## INPUT FOR THIS TASK
..........

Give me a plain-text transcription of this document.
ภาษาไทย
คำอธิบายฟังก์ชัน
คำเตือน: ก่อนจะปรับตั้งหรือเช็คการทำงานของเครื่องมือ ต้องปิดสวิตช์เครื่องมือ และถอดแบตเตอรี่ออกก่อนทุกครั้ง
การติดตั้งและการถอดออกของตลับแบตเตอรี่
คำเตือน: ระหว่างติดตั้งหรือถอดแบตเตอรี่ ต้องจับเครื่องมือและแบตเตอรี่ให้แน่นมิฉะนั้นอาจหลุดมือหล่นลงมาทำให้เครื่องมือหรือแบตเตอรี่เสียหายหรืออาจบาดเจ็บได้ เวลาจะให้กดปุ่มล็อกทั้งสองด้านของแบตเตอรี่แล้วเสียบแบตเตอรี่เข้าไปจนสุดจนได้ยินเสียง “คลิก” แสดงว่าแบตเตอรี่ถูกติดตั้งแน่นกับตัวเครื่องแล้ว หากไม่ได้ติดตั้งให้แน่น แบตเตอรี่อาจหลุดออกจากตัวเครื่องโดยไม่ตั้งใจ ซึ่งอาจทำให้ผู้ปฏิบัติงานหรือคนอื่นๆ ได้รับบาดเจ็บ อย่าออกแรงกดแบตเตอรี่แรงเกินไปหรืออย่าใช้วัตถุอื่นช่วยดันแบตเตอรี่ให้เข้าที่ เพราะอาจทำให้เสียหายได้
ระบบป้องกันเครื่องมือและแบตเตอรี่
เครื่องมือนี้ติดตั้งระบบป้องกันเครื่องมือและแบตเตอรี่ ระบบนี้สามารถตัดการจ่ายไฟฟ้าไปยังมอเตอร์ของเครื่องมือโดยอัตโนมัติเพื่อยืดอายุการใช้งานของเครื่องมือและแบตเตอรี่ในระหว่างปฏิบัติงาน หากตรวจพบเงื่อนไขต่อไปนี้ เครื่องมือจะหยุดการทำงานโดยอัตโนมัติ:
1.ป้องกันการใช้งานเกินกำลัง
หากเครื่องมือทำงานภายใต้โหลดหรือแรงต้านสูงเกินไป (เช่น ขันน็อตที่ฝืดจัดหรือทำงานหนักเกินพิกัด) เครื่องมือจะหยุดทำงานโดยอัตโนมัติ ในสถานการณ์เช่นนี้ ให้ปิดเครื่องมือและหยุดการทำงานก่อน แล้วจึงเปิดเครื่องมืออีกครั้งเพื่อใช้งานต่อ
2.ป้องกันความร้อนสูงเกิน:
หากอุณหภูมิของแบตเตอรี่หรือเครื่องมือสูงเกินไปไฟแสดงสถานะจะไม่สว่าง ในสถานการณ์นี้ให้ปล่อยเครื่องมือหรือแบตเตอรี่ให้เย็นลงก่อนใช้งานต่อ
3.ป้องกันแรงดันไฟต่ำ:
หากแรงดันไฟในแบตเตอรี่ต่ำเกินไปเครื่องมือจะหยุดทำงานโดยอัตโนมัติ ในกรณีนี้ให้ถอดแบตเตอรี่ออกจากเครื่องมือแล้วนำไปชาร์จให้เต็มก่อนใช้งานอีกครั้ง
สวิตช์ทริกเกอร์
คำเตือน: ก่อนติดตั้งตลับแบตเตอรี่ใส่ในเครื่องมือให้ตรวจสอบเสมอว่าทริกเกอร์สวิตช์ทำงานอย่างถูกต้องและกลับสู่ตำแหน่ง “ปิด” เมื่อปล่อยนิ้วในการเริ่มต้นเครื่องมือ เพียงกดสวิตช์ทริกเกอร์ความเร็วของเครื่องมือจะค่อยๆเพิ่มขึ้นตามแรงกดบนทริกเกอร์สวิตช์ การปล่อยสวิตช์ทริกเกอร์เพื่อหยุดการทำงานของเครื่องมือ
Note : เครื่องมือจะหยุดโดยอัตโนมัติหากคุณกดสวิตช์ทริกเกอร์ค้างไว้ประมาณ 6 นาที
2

..........

## GIVEN INSTRUCTION
Return the whole listing exactly, with every line included.

## EXERCISE RESULT
Give me a plain-text transcription of this document.
ภาษาไทย
คำอธิบายฟังก์ชัน
คำเตือน: ก่อนจะปรับตั้งหรือเช็คการทำงานของเครื่องมือ ต้องปิดสวิตช์เครื่องมือ และถอดแบตเตอรี่ออกก่อนทุกครั้ง
การติดตั้งและการถอดออกของตลับแบตเตอรี่
คำเตือน: ระหว่างติดตั้งหรือถอดแบตเตอรี่ ต้องจับเครื่องมือและแบตเตอรี่ให้แน่นมิฉะนั้นอาจหลุดมือหล่นลงมาทำให้เครื่องมือหรือแบตเตอรี่เสียหายหรืออาจบาดเจ็บได้ เวลาจะให้กดปุ่มล็อกทั้งสองด้านของแบตเตอรี่แล้วเสียบแบตเตอรี่เข้าไปจนสุดจนได้ยินเสียง “คลิก” แสดงว่าแบตเตอรี่ถูกติดตั้งแน่นกับตัวเครื่องแล้ว หากไม่ได้ติดตั้งให้แน่น แบตเตอรี่อาจหลุดออกจากตัวเครื่องโดยไม่ตั้งใจ ซึ่งอาจทำให้ผู้ปฏิบัติงานหรือคนอื่นๆ ได้รับบาดเจ็บ อย่าออกแรงกดแบตเตอรี่แรงเกินไปหรืออย่าใช้วัตถุอื่นช่วยดันแบตเตอรี่ให้เข้าที่ เพราะอาจทำให้เสียหายได้
ระบบป้องกันเครื่องมือและแบตเตอรี่
เครื่องมือนี้ติดตั้งระบบป้องกันเครื่องมือและแบตเตอรี่ ระบบนี้สามารถตัดการจ่ายไฟฟ้าไปยังมอเตอร์ของเครื่องมือโดยอัตโนมัติเพื่อยืดอายุการใช้งานของเครื่องมือและแบตเตอรี่ในระหว่างปฏิบัติงาน หากตรวจพบเงื่อนไขต่อไปนี้ เครื่องมือจะหยุดการทำงานโดยอัตโนมัติ:
1.ป้องกันการใช้งานเกินกำลัง
หากเครื่องมือทำงานภายใต้โหลดหรือแรงต้านสูงเกินไป (เช่น ขันน็อตที่ฝืดจัดหรือทำงานหนักเกินพิกัด) เครื่องมือจะหยุดทำงานโดยอัตโนมัติ ในสถานการณ์เช่นนี้ ให้ปิดเครื่องมือและหยุดการทำงานก่อน แล้วจึงเปิดเครื่องมืออีกครั้งเพื่อใช้งานต่อ
2.ป้องกันความร้อนสูงเกิน:
หากอุณหภูมิของแบตเตอรี่หรือเครื่องมือสูงเกินไปไฟแสดงสถานะจะไม่สว่าง ในสถานการณ์นี้ให้ปล่อยเครื่องมือหรือแบตเตอรี่ให้เย็นลงก่อนใช้งานต่อ
3.ป้องกันแรงดันไฟต่ำ:
หากแรงดันไฟในแบตเตอรี่ต่ำเกินไปเครื่องมือจะหยุดทำงานโดยอัตโนมัติ ในกรณีนี้ให้ถอดแบตเตอรี่ออกจากเครื่องมือแล้วนำไปชาร์จให้เต็มก่อนใช้งานอีกครั้ง
สวิตช์ทริกเกอร์
คำเตือน: ก่อนติดตั้งตลับแบตเตอรี่ใส่ในเครื่องมือให้ตรวจสอบเสมอว่าทริกเกอร์สวิตช์ทำงานอย่างถูกต้องและกลับสู่ตำแหน่ง “ปิด” เมื่อปล่อยนิ้วในการเริ่มต้นเครื่องมือ เพียงกดสวิตช์ทริกเกอร์ความเร็วของเครื่องมือจะค่อยๆเพิ่มขึ้นตามแรงกดบนทริกเกอร์สวิตช์ การปล่อยสวิตช์ทริกเกอร์เพื่อหยุดการทำงานของเครื่องมือ
Note : เครื่องมือจะหยุดโดยอัตโนมัติหากคุณกดสวิตช์ทริกเกอร์ค้างไว้ประมาณ 6 นาที
2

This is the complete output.